Aim –
Your task is to output the entries below word for word.

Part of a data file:

* * * *

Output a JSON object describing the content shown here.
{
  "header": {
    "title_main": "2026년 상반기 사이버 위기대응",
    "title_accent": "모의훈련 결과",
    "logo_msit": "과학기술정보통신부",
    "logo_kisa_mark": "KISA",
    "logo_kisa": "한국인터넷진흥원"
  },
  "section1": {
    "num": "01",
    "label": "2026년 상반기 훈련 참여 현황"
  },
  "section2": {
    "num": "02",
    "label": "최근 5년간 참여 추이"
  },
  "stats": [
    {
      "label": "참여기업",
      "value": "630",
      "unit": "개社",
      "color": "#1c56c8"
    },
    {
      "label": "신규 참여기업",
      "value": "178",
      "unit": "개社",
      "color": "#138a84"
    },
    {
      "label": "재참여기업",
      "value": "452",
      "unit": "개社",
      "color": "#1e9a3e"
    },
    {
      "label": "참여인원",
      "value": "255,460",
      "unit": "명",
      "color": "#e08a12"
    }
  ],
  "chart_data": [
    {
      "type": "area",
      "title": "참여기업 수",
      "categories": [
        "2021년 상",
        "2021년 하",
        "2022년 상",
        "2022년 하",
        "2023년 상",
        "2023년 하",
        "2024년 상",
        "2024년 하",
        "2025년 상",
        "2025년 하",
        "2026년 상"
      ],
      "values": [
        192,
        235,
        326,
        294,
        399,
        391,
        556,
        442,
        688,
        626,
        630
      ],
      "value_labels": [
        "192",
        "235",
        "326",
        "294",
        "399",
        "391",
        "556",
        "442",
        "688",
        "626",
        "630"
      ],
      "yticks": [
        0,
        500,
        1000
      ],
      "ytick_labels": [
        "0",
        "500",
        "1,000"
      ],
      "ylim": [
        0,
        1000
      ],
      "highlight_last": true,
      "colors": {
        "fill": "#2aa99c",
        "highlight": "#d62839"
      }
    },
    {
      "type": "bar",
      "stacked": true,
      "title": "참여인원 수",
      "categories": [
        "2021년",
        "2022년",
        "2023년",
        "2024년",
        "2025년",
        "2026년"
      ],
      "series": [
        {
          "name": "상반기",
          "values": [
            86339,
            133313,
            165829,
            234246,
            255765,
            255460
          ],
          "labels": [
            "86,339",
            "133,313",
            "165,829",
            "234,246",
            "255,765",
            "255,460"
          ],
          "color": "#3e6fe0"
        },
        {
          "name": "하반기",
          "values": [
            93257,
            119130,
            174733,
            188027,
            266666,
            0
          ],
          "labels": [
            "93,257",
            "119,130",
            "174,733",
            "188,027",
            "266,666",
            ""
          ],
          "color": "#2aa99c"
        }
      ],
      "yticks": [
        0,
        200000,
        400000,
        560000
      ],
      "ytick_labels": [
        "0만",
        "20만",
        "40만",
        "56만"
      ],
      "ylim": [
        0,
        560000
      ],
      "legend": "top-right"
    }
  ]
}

* * * *

Exercise solution –
Output a JSON object describing the content shown here.
{
  "header": {
    "title_main": "2026년 상반기 사이버 위기대응",
    "title_accent": "모의훈련 결과",
    "logo_msit": "과학기술정보통신부",
    "logo_kisa_mark": "KISA",
    "logo_kisa": "한국인터넷진흥원"
  },
  "section1": {
    "num": "01",
    "label": "2026년 상반기 훈련 참여 현황"
  },
  "section2": {
    "num": "02",
    "label": "최근 5년간 참여 추이"
  },
  "stats": [
    {
      "label": "참여기업",
      "value": "630",
      "unit": "개社",
      "color": "#1c56c8"
    },
    {
      "label": "신규 참여기업",
      "value": "178",
      "unit": "개社",
      "color": "#138a84"
    },
    {
      "label": "재참여기업",
      "value": "452",
      "unit": "개社",
      "color": "#1e9a3e"
    },
    {
      "label": "참여인원",
      "value": "255,460",
      "unit": "명",
      "color": "#e08a12"
    }
  ],
  "chart_data": [
    {
      "type": "area",
      "title": "참여기업 수",
      "categories": [
        "2021년 상",
        "2021년 하",
        "2022년 상",
        "2022년 하",
        "2023년 상",
        "2023년 하",
        "2024년 상",
        "2024년 하",
        "2025년 상",
        "2025년 하",
        "2026년 상"
      ],
      "values": [
        192,
        235,
        326,
        294,
        399,
        391,
        556,
        442,
        688,
        626,
        630
      ],
      "value_labels": [
        "192",
        "235",
        "326",
        "294",
        "399",
        "391",
        "556",
        "442",
        "688",
        "626",
        "630"
      ],
      "yticks": [
        0,
        500,
        1000
      ],
      "ytick_labels": [
        "0",
        "500",
        "1,000"
      ],
      "ylim": [
        0,
        1000
      ],
      "highlight_last": true,
      "colors": {
        "fill": "#2aa99c",
        "highlight": "#d62839"
      }
    },
    {
      "type": "bar",
      "stacked": true,
      "title": "참여인원 수",
      "categories": [
        "2021년",
        "2022년",
        "2023년",
        "2024년",
        "2025년",
        "2026년"
      ],
      "series": [
        {
          "name": "상반기",
          "values": [
            86339,
            133313,
            165829,
            234246,
            255765,
            255460
          ],
          "labels": [
            "86,339",
            "133,313",
            "165,829",
            "234,246",
            "255,765",
            "255,460"
          ],
          "color": "#3e6fe0"
        },
        {
          "name": "하반기",
          "values": [
            93257,
            119130,
            174733,
            188027,
            266666,
            0
          ],
          "labels": [
            "93,257",
            "119,130",
            "174,733",
            "188,027",
            "266,666",
            ""
          ],
          "color": "#2aa99c"
        }
      ],
      "yticks": [
        0,
        200000,
        400000,
        560000
      ],
      "ytick_labels": [
        "0만",
        "20만",
        "40만",
        "56만"
      ],
      "ylim": [
        0,
        560000
      ],
      "legend": "top-right"
    }
  ]
}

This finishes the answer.